> _Data supplied_:
━━━━━━

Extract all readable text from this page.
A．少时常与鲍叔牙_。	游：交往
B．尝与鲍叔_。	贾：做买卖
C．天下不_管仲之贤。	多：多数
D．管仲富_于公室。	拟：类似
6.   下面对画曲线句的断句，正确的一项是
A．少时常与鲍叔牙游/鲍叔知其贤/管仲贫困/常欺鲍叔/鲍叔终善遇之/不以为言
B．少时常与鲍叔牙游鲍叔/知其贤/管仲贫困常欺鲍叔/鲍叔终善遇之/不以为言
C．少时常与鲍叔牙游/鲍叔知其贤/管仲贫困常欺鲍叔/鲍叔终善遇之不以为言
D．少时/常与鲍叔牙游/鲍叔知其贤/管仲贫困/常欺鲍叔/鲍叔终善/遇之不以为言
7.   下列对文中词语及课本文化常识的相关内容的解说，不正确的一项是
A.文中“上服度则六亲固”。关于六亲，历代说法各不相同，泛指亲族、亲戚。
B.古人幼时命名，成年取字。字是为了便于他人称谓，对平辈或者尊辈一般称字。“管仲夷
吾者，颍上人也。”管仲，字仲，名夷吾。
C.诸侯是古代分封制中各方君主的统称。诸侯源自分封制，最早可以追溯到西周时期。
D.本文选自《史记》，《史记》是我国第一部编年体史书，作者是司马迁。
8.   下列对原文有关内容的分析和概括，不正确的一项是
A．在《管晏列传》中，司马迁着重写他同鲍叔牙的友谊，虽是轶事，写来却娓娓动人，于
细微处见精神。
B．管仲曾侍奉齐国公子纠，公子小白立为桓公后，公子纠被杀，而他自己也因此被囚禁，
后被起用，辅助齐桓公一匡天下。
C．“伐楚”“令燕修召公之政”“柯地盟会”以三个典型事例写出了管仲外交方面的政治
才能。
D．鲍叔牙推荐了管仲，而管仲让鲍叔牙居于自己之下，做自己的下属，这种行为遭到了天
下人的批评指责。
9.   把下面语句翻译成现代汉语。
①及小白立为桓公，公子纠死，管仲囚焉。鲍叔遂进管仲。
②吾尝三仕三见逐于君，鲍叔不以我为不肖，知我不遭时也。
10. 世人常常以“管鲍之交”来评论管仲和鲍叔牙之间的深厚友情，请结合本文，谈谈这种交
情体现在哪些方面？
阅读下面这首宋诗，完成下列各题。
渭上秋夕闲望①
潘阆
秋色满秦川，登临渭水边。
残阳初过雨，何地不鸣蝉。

━━━━━━

> _Short task_: List all lines from the entries that include the word "鲍叔知其贤".

> _The answer_:
A．少时常与鲍叔牙游/鲍叔知其贤/管仲贫困/常欺鲍叔/鲍叔终善遇之/不以为言
C．少时常与鲍叔牙游/鲍叔知其贤/管仲贫困常欺鲍叔/鲍叔终善遇之不以为言
D．少时/常与鲍叔牙游/鲍叔知其贤/管仲贫困/常欺鲍叔/鲍叔终善/遇之不以为言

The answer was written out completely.